Supplied entries:
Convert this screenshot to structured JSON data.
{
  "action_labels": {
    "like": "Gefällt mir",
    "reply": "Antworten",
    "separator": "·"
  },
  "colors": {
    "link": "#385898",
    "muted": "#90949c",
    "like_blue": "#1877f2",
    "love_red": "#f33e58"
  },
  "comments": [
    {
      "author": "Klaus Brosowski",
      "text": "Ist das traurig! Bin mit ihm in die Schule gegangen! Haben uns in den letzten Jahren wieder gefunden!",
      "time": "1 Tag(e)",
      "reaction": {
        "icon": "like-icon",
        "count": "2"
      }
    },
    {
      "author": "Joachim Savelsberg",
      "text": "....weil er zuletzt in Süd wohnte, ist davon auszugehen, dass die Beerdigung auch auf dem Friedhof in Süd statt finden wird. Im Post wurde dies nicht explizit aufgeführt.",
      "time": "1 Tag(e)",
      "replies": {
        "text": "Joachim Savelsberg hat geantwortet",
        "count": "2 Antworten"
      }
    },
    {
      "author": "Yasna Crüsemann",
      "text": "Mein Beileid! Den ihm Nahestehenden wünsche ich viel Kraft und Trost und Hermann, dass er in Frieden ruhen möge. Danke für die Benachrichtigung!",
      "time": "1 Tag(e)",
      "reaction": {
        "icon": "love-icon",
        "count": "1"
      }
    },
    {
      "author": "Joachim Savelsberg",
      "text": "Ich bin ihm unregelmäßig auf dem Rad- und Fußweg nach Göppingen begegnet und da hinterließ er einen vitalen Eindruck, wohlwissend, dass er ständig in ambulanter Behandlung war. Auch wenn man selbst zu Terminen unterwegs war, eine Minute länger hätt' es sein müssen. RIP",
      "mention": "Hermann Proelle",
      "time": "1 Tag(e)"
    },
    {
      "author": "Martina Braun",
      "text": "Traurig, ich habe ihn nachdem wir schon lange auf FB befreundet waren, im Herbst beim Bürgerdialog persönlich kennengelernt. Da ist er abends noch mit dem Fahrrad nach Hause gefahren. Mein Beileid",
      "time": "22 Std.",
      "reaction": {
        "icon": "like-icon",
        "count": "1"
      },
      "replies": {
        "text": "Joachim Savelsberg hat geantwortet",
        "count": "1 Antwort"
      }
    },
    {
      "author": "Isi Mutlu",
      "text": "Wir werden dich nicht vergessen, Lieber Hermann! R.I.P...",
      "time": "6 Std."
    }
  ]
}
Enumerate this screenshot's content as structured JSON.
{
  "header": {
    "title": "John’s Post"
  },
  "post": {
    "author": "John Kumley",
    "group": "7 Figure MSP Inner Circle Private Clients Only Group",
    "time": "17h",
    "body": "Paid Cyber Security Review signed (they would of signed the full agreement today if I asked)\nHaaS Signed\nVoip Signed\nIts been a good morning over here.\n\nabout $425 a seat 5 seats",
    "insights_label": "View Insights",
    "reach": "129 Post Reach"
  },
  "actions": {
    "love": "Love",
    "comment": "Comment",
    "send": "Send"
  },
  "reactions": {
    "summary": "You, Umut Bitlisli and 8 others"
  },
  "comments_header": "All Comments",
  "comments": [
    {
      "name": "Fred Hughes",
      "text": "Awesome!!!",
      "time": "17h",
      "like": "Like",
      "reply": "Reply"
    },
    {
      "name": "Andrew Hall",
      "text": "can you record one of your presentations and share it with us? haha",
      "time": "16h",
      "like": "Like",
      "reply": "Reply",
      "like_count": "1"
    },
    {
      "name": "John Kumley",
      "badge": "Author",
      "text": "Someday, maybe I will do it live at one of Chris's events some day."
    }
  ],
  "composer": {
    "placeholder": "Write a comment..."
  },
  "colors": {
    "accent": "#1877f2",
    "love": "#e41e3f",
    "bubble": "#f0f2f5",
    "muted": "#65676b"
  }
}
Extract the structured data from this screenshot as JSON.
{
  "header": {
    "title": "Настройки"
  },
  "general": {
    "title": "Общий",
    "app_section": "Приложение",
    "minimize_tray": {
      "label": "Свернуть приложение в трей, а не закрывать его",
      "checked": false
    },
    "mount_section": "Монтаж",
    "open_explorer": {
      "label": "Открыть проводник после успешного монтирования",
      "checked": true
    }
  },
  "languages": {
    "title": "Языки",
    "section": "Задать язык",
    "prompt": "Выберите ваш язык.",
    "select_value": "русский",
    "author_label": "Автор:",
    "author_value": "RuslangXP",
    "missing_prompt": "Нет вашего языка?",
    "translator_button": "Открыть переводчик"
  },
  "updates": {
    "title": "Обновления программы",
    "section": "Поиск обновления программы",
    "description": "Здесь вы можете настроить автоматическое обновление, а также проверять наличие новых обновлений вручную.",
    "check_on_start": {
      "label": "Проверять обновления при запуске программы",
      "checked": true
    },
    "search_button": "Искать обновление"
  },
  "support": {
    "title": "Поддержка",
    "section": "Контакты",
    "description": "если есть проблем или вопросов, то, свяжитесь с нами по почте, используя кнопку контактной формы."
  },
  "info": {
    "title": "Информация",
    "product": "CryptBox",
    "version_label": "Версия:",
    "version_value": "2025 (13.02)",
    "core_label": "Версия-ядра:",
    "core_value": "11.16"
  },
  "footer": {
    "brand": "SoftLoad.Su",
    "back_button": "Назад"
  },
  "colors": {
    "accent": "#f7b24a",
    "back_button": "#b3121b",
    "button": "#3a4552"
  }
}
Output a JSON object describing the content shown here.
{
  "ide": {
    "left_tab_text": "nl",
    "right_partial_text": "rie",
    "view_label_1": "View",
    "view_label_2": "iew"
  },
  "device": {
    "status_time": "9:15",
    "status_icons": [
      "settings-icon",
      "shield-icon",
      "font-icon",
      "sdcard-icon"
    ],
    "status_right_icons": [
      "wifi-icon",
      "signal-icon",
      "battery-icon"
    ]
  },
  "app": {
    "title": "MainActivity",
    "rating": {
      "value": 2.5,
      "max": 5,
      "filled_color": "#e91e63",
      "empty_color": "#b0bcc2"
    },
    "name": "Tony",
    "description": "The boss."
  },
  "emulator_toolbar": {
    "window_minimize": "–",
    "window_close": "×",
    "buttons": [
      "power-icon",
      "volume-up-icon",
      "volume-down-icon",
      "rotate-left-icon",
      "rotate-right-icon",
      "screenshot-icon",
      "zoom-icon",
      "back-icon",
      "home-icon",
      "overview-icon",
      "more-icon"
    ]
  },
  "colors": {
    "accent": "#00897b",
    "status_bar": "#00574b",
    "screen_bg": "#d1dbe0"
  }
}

Requirements:
Each line above is to be repeated exactly.

Full output:
Convert this screenshot to structured JSON data.
{
  "action_labels": {
    "like": "Gefällt mir",
    "reply": "Antworten",
    "separator": "·"
  },
  "colors": {
    "link": "#385898",
    "muted": "#90949c",
    "like_blue": "#1877f2",
    "love_red": "#f33e58"
  },
  "comments": [
    {
      "author": "Klaus Brosowski",
      "text": "Ist das traurig! Bin mit ihm in die Schule gegangen! Haben uns in den letzten Jahren wieder gefunden!",
      "time": "1 Tag(e)",
      "reaction": {
        "icon": "like-icon",
        "count": "2"
      }
    },
    {
      "author": "Joachim Savelsberg",
      "text": "....weil er zuletzt in Süd wohnte, ist davon auszugehen, dass die Beerdigung auch auf dem Friedhof in Süd statt finden wird. Im Post wurde dies nicht explizit aufgeführt.",
      "time": "1 Tag(e)",
      "replies": {
        "text": "Joachim Savelsberg hat geantwortet",
        "count": "2 Antworten"
      }
    },
    {
      "author": "Yasna Crüsemann",
      "text": "Mein Beileid! Den ihm Nahestehenden wünsche ich viel Kraft und Trost und Hermann, dass er in Frieden ruhen möge. Danke für die Benachrichtigung!",
      "time": "1 Tag(e)",
      "reaction": {
        "icon": "love-icon",
        "count": "1"
      }
    },
    {
      "author": "Joachim Savelsberg",
      "text": "Ich bin ihm unregelmäßig auf dem Rad- und Fußweg nach Göppingen begegnet und da hinterließ er einen vitalen Eindruck, wohlwissend, dass er ständig in ambulanter Behandlung war. Auch wenn man selbst zu Terminen unterwegs war, eine Minute länger hätt' es sein müssen. RIP",
      "mention": "Hermann Proelle",
      "time": "1 Tag(e)"
    },
    {
      "author": "Martina Braun",
      "text": "Traurig, ich habe ihn nachdem wir schon lange auf FB befreundet waren, im Herbst beim Bürgerdialog persönlich kennengelernt. Da ist er abends noch mit dem Fahrrad nach Hause gefahren. Mein Beileid",
      "time": "22 Std.",
      "reaction": {
        "icon": "like-icon",
        "count": "1"
      },
      "replies": {
        "text": "Joachim Savelsberg hat geantwortet",
        "count": "1 Antwort"
      }
    },
    {
      "author": "Isi Mutlu",
      "text": "Wir werden dich nicht vergessen, Lieber Hermann! R.I.P...",
      "time": "6 Std."
    }
  ]
}
Enumerate this screenshot's content as structured JSON.
{
  "header": {
    "title": "John’s Post"
  },
  "post": {
    "author": "John Kumley",
    "group": "7 Figure MSP Inner Circle Private Clients Only Group",
    "time": "17h",
    "body": "Paid Cyber Security Review signed (they would of signed the full agreement today if I asked)\nHaaS Signed\nVoip Signed\nIts been a good morning over here.\n\nabout $425 a seat 5 seats",
    "insights_label": "View Insights",
    "reach": "129 Post Reach"
  },
  "actions": {
    "love": "Love",
    "comment": "Comment",
    "send": "Send"
  },
  "reactions": {
    "summary": "You, Umut Bitlisli and 8 others"
  },
  "comments_header": "All Comments",
  "comments": [
    {
      "name": "Fred Hughes",
      "text": "Awesome!!!",
      "time": "17h",
      "like": "Like",
      "reply": "Reply"
    },
    {
      "name": "Andrew Hall",
      "text": "can you record one of your presentations and share it with us? haha",
      "time": "16h",
      "like": "Like",
      "reply": "Reply",
      "like_count": "1"
    },
    {
      "name": "John Kumley",
      "badge": "Author",
      "text": "Someday, maybe I will do it live at one of Chris's events some day."
    }
  ],
  "composer": {
    "placeholder": "Write a comment..."
  },
  "colors": {
    "accent": "#1877f2",
    "love": "#e41e3f",
    "bubble": "#f0f2f5",
    "muted": "#65676b"
  }
}
Extract the structured data from this screenshot as JSON.
{
  "header": {
    "title": "Настройки"
  },
  "general": {
    "title": "Общий",
    "app_section": "Приложение",
    "minimize_tray": {
      "label": "Свернуть приложение в трей, а не закрывать его",
      "checked": false
    },
    "mount_section": "Монтаж",
    "open_explorer": {
      "label": "Открыть проводник после успешного монтирования",
      "checked": true
    }
  },
  "languages": {
    "title": "Языки",
    "section": "Задать язык",
    "prompt": "Выберите ваш язык.",
    "select_value": "русский",
    "author_label": "Автор:",
    "author_value": "RuslangXP",
    "missing_prompt": "Нет вашего языка?",
    "translator_button": "Открыть переводчик"
  },
  "updates": {
    "title": "Обновления программы",
    "section": "Поиск обновления программы",
    "description": "Здесь вы можете настроить автоматическое обновление, а также проверять наличие новых обновлений вручную.",
    "check_on_start": {
      "label": "Проверять обновления при запуске программы",
      "checked": true
    },
    "search_button": "Искать обновление"
  },
  "support": {
    "title": "Поддержка",
    "section": "Контакты",
    "description": "если есть проблем или вопросов, то, свяжитесь с нами по почте, используя кнопку контактной формы."
  },
  "info": {
    "title": "Информация",
    "product": "CryptBox",
    "version_label": "Версия:",
    "version_value": "2025 (13.02)",
    "core_label": "Версия-ядра:",
    "core_value": "11.16"
  },
  "footer": {
    "brand": "SoftLoad.Su",
    "back_button": "Назад"
  },
  "colors": {
    "accent": "#f7b24a",
    "back_button": "#b3121b",
    "button": "#3a4552"
  }
}
Output a JSON object describing the content shown here.
{
  "ide": {
    "left_tab_text": "nl",
    "right_partial_text": "rie",
    "view_label_1": "View",
    "view_label_2": "iew"
  },
  "device": {
    "status_time": "9:15",
    "status_icons": [
      "settings-icon",
      "shield-icon",
      "font-icon",
      "sdcard-icon"
    ],
    "status_right_icons": [
      "wifi-icon",
      "signal-icon",
      "battery-icon"
    ]
  },
  "app": {
    "title": "MainActivity",
    "rating": {
      "value": 2.5,
      "max": 5,
      "filled_color": "#e91e63",
      "empty_color": "#b0bcc2"
    },
    "name": "Tony",
    "description": "The boss."
  },
  "emulator_toolbar": {
    "window_minimize": "–",
    "window_close": "×",
    "buttons": [
      "power-icon",
      "volume-up-icon",
      "volume-down-icon",
      "rotate-left-icon",
      "rotate-right-icon",
      "screenshot-icon",
      "zoom-icon",
      "back-icon",
      "home-icon",
      "overview-icon",
      "more-icon"
    ]
  },
  "colors": {
    "accent": "#00897b",
    "status_bar": "#00574b",
    "screen_bg": "#d1dbe0"
  }
}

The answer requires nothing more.